-- start --

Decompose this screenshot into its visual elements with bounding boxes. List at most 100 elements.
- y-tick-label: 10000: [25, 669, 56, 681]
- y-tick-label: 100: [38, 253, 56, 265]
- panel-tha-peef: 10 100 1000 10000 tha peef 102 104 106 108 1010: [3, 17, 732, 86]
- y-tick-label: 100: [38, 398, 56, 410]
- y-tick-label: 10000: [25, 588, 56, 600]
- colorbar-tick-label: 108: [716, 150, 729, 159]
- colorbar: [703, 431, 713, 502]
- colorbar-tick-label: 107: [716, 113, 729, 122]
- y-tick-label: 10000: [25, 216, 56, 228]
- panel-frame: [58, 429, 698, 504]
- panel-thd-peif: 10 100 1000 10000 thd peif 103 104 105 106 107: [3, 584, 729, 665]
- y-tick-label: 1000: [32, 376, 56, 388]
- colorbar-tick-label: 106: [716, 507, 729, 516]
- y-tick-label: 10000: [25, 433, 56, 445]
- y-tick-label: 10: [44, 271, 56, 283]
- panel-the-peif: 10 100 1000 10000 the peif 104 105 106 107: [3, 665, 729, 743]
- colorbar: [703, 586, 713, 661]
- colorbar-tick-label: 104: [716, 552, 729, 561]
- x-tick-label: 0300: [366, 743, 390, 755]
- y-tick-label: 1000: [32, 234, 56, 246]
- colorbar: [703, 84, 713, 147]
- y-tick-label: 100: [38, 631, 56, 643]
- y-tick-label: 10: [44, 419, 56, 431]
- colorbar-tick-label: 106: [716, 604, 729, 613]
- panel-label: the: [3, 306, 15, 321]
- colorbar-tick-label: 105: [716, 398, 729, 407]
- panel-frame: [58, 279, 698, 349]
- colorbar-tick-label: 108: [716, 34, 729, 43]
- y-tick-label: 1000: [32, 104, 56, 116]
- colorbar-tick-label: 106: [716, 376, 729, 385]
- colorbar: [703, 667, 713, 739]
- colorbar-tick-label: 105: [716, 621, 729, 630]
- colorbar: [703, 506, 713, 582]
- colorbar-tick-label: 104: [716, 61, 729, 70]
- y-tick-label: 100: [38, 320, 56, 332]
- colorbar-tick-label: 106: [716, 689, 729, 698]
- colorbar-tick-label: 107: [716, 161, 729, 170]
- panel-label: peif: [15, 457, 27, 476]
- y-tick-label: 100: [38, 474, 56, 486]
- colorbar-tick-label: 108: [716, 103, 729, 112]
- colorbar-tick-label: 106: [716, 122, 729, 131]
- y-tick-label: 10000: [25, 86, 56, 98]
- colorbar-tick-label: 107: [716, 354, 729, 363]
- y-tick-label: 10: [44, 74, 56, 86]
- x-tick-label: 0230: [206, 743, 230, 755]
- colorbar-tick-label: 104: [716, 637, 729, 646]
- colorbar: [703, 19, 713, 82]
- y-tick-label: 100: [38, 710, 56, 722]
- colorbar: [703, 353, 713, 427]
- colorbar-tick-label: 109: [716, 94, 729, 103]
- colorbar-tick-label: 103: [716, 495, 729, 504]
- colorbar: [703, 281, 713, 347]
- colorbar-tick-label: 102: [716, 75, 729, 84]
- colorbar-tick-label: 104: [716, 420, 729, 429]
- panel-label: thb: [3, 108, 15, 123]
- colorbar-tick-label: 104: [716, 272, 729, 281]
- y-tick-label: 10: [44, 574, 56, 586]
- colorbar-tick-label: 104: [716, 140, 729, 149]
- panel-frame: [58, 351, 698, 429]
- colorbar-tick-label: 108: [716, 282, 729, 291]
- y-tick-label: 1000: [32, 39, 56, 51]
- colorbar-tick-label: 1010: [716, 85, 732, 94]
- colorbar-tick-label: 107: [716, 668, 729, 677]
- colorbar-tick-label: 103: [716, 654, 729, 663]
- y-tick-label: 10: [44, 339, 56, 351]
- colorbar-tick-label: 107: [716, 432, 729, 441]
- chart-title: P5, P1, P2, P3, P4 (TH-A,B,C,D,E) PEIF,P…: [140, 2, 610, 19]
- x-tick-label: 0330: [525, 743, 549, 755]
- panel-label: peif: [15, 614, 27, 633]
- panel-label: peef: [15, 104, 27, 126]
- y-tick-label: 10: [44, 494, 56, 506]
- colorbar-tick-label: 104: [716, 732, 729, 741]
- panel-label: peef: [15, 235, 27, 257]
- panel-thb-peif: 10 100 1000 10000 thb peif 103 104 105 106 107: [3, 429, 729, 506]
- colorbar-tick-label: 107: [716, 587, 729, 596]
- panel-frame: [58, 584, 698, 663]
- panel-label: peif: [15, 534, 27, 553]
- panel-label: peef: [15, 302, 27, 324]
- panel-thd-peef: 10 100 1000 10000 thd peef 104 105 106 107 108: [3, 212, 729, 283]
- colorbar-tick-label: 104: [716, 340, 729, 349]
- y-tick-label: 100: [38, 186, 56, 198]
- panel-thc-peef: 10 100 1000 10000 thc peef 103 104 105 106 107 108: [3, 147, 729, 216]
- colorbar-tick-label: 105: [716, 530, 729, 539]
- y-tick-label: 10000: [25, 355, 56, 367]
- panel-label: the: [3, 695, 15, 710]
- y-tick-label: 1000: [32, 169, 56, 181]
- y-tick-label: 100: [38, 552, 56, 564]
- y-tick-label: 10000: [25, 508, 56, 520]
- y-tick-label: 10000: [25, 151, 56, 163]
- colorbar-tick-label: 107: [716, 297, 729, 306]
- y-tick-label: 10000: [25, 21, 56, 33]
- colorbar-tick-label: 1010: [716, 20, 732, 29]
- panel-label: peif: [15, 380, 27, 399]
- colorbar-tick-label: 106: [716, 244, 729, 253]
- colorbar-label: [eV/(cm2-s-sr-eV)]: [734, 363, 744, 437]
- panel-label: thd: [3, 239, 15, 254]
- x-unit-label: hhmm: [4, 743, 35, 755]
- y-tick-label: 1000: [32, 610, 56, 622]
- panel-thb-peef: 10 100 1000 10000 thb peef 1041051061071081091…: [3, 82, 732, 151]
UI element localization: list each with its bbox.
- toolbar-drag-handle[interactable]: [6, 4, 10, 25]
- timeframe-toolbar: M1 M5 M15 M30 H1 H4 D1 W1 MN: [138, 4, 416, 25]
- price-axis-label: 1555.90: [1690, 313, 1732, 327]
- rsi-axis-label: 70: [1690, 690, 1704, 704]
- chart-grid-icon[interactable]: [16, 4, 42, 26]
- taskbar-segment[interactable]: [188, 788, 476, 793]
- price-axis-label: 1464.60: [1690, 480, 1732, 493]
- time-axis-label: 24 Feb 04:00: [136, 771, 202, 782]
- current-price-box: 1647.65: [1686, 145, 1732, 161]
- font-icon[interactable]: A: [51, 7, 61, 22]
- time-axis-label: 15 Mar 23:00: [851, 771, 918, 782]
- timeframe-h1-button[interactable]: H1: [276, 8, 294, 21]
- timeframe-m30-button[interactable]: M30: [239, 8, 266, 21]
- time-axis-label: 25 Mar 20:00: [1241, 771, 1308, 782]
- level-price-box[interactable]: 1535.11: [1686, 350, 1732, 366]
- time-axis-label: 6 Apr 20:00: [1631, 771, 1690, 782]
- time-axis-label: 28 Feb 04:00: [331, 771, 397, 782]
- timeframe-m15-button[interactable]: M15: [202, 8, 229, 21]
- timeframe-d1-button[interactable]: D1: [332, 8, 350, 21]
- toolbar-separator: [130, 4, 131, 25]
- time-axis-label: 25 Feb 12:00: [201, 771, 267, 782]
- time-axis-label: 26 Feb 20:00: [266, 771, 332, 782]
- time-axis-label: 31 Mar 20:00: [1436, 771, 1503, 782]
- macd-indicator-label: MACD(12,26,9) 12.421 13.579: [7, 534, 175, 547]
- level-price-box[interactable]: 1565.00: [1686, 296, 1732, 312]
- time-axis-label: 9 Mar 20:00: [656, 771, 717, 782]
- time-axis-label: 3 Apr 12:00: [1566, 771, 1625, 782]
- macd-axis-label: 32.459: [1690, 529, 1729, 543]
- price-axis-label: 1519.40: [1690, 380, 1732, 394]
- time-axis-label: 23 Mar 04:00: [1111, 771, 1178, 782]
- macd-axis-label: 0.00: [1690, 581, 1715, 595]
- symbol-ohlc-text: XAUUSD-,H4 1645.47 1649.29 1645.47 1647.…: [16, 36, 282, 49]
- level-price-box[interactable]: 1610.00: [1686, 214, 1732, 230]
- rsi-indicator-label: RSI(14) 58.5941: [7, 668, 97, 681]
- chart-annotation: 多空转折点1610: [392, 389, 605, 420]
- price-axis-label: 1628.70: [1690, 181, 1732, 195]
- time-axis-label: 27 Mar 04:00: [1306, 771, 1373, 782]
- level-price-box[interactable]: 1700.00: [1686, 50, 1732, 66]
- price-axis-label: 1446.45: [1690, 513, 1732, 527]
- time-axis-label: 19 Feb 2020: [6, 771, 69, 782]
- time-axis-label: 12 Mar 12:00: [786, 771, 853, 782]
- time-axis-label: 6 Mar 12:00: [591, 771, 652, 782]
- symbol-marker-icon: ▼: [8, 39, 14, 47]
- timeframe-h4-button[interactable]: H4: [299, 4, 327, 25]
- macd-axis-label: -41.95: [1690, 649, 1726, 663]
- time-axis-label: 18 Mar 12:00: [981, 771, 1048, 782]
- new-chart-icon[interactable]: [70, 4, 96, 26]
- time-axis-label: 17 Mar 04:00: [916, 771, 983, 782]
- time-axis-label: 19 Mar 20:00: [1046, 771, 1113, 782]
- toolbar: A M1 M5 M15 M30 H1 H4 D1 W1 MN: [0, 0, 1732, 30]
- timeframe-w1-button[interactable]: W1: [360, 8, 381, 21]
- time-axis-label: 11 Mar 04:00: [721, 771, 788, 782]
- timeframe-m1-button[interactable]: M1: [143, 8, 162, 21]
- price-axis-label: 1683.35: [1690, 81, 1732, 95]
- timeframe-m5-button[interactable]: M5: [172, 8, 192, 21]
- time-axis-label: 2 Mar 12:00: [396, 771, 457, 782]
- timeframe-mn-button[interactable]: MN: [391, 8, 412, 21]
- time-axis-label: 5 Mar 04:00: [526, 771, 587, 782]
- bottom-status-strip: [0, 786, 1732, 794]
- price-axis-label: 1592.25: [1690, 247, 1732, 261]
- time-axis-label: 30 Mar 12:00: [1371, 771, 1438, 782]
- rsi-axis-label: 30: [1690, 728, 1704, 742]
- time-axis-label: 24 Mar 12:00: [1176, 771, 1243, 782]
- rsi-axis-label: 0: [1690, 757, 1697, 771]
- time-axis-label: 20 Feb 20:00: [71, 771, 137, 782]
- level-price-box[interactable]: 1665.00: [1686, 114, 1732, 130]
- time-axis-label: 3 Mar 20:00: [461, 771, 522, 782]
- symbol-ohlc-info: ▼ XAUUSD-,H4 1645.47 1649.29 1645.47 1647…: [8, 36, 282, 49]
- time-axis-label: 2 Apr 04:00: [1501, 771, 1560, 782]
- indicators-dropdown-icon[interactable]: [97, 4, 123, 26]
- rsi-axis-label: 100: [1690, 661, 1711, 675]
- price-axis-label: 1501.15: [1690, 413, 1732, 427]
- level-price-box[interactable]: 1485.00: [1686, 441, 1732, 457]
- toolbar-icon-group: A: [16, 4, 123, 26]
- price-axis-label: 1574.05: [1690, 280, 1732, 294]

-- end --

Please recast the listing as a numbered list, starting at its first line and ending with the line containing "- colorbar: [703, 431, 713, 502]", both included, and omitting any blank lines.

1. Decompose this screenshot into its visual elements with bounding boxes. List at most 100 elements.
2. - y-tick-label: 10000: [25, 669, 56, 681]
3. - y-tick-label: 100: [38, 253, 56, 265]
4. - panel-tha-peef: 10 100 1000 10000 tha peef 102 104 106 108 1010: [3, 17, 732, 86]
5. - y-tick-label: 100: [38, 398, 56, 410]
6. - y-tick-label: 10000: [25, 588, 56, 600]
7. - colorbar-tick-label: 108: [716, 150, 729, 159]
8. - colorbar: [703, 431, 713, 502]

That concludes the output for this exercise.